*Your goal*
State how many lines contain the string "give", and write nothing else.

*Dataset extract*
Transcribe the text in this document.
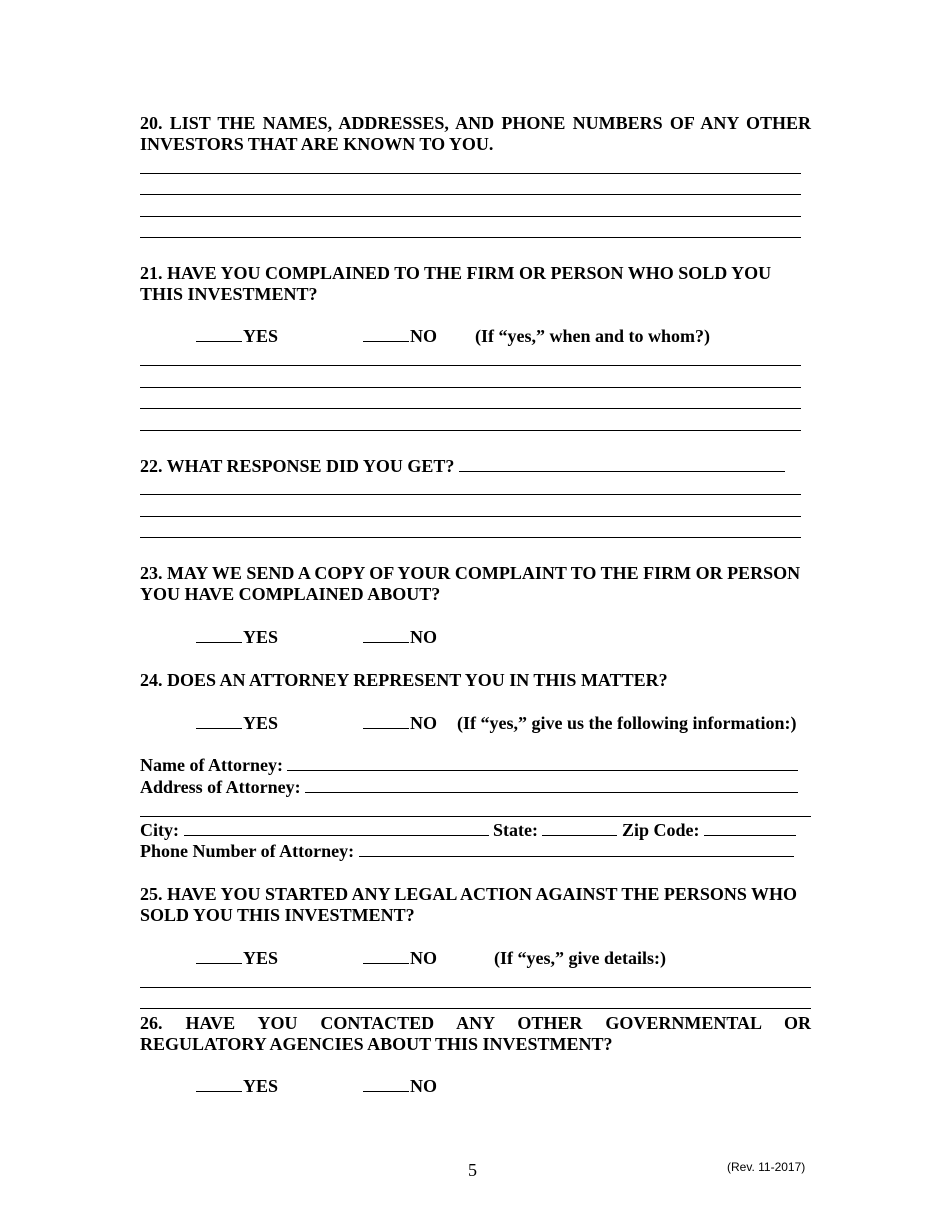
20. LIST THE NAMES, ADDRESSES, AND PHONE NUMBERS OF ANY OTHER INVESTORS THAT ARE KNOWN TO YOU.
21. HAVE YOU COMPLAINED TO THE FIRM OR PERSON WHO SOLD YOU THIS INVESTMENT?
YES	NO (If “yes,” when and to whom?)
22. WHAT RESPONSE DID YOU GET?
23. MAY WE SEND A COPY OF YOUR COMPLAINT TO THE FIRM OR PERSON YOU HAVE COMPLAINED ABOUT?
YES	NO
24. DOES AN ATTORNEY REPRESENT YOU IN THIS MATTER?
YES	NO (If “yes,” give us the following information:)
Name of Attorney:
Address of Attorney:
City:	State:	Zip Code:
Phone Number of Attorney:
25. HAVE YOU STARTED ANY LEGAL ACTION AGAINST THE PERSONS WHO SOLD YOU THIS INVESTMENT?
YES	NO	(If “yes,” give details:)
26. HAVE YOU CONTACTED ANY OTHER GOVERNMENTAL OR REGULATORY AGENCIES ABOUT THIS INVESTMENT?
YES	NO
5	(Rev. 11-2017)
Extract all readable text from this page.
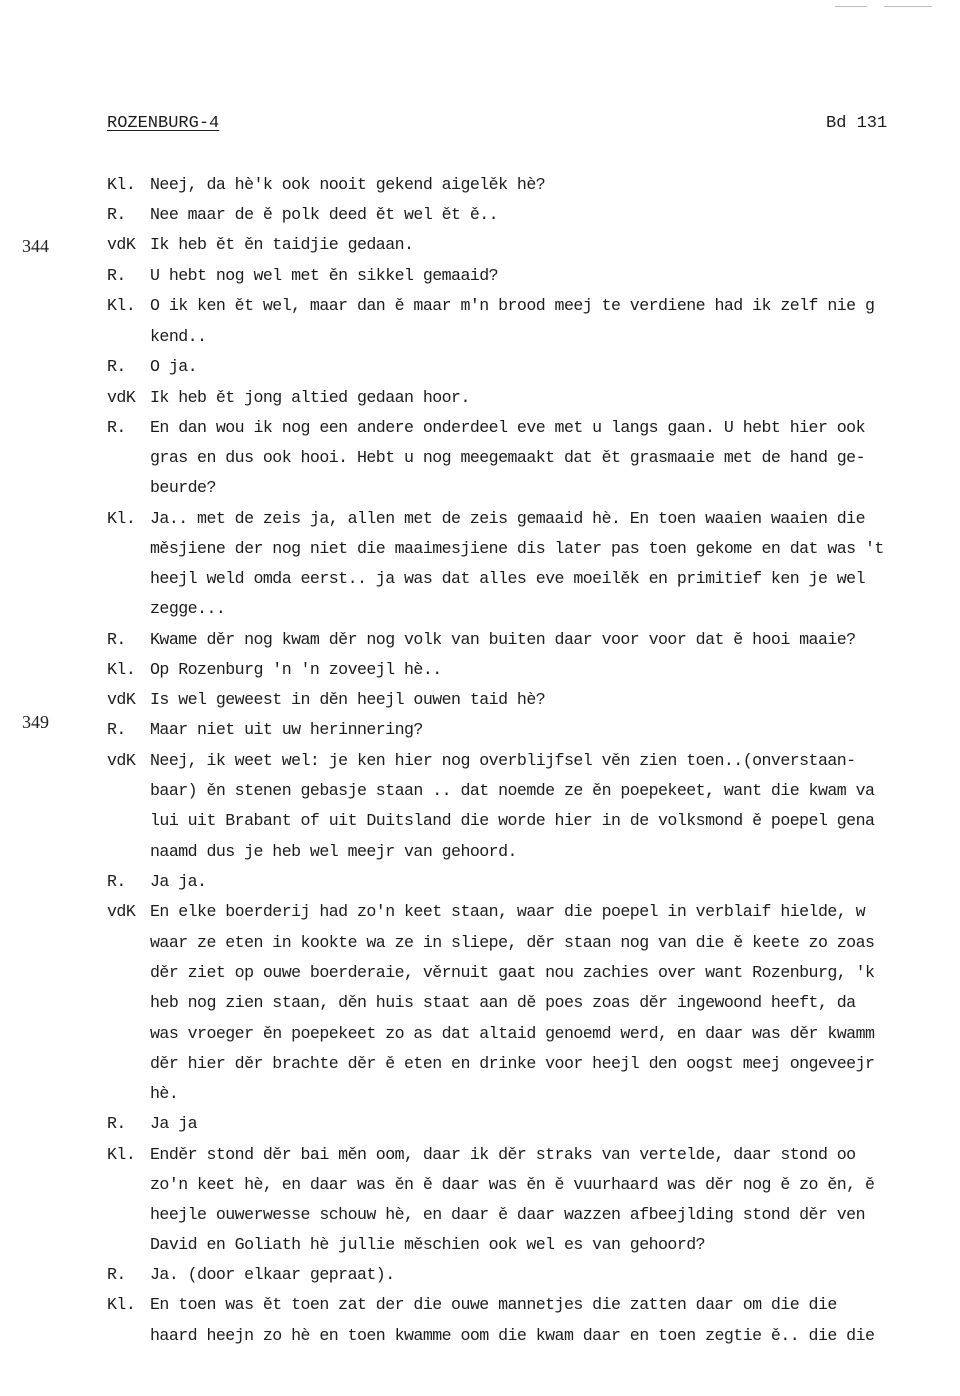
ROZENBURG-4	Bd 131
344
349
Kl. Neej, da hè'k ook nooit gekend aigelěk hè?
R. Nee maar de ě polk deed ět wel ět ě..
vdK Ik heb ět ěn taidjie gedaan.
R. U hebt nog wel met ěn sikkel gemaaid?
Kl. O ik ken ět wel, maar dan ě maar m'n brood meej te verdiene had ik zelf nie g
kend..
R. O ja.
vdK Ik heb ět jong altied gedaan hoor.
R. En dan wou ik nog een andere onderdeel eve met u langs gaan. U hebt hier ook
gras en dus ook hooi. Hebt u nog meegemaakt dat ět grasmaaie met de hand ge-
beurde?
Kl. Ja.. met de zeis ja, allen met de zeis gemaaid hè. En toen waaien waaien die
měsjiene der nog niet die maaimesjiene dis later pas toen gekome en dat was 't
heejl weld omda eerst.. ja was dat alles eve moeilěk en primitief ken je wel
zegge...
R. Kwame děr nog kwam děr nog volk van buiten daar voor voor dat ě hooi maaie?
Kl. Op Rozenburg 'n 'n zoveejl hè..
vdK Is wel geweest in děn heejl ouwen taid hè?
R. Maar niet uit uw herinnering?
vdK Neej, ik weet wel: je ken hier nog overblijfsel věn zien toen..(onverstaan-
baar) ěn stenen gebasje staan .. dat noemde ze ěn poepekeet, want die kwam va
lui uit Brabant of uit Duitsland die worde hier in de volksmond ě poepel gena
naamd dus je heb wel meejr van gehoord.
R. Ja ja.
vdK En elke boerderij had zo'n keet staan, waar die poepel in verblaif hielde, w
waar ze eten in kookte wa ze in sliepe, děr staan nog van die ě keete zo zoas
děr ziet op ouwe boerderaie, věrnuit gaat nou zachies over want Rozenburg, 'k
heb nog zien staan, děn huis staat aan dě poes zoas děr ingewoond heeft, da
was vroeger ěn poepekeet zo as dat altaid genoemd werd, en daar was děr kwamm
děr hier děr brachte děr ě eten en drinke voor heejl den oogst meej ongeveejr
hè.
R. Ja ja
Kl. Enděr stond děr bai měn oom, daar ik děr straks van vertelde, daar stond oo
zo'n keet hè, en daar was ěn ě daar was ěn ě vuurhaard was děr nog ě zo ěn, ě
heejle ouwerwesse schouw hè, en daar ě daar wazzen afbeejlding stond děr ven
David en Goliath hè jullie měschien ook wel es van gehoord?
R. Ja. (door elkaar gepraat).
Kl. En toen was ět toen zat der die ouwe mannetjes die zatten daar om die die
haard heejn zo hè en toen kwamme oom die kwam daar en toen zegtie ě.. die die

*Task solution*
2